Using the data below, gather each line that includes the word "chaque".
# Dataset extract start
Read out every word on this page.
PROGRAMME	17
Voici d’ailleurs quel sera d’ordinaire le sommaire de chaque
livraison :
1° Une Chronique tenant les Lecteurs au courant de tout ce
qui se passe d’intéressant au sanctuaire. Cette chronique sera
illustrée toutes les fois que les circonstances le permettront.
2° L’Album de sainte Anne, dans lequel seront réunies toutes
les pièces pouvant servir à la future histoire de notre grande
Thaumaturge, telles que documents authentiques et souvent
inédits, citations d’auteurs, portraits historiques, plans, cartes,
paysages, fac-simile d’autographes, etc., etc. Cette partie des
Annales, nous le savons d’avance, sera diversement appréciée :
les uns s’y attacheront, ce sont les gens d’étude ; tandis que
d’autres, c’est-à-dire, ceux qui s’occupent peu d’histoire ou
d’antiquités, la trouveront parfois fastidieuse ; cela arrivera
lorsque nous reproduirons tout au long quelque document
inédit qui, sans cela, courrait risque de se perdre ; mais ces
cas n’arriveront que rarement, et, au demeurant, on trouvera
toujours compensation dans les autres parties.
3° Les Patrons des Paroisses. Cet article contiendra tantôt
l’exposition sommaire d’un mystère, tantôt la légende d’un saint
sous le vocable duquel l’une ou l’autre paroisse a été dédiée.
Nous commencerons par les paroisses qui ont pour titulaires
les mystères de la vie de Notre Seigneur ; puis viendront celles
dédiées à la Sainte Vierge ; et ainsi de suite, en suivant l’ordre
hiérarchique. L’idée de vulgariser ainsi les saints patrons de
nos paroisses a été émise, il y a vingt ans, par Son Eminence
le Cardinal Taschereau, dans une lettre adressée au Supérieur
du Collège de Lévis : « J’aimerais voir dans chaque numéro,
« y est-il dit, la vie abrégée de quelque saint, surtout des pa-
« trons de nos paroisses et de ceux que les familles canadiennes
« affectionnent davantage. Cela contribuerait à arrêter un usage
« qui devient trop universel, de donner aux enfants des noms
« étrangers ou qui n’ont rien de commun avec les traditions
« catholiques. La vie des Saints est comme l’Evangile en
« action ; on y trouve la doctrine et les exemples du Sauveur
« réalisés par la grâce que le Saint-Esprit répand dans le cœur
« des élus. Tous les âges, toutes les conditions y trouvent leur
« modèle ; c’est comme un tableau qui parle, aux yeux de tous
# Dataset extract end
● Task response:
Voici d’ailleurs quel sera d’ordinaire le sommaire de chaque
du Collège de Lévis : « J’aimerais voir dans chaque numéro,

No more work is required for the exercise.